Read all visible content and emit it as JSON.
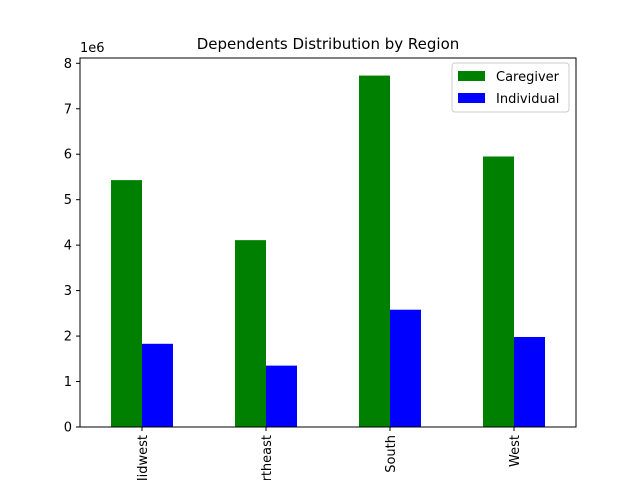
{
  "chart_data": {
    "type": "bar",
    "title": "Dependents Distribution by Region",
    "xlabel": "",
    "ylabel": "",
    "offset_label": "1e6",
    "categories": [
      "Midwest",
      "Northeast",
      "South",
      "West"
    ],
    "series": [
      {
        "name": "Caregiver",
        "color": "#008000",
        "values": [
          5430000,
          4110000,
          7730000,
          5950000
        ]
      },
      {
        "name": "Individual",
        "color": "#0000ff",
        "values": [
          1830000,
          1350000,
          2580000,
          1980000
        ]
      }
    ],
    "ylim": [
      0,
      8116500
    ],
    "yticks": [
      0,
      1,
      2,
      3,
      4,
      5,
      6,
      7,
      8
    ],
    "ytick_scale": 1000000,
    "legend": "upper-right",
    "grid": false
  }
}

Your goal:
Write out the entries above verbatim; the pictures do not belong in your copy.

Written answer:
Read all visible content and emit it as JSON.
{
  "chart_data": {
    "type": "bar",
    "title": "Dependents Distribution by Region",
    "xlabel": "",
    "ylabel": "",
    "offset_label": "1e6",
    "categories": [
      "Midwest",
      "Northeast",
      "South",
      "West"
    ],
    "series": [
      {
        "name": "Caregiver",
        "color": "#008000",
        "values": [
          5430000,
          4110000,
          7730000,
          5950000
        ]
      },
      {
        "name": "Individual",
        "color": "#0000ff",
        "values": [
          1830000,
          1350000,
          2580000,
          1980000
        ]
      }
    ],
    "ylim": [
      0,
      8116500
    ],
    "yticks": [
      0,
      1,
      2,
      3,
      4,
      5,
      6,
      7,
      8
    ],
    "ytick_scale": 1000000,
    "legend": "upper-right",
    "grid": false
  }
}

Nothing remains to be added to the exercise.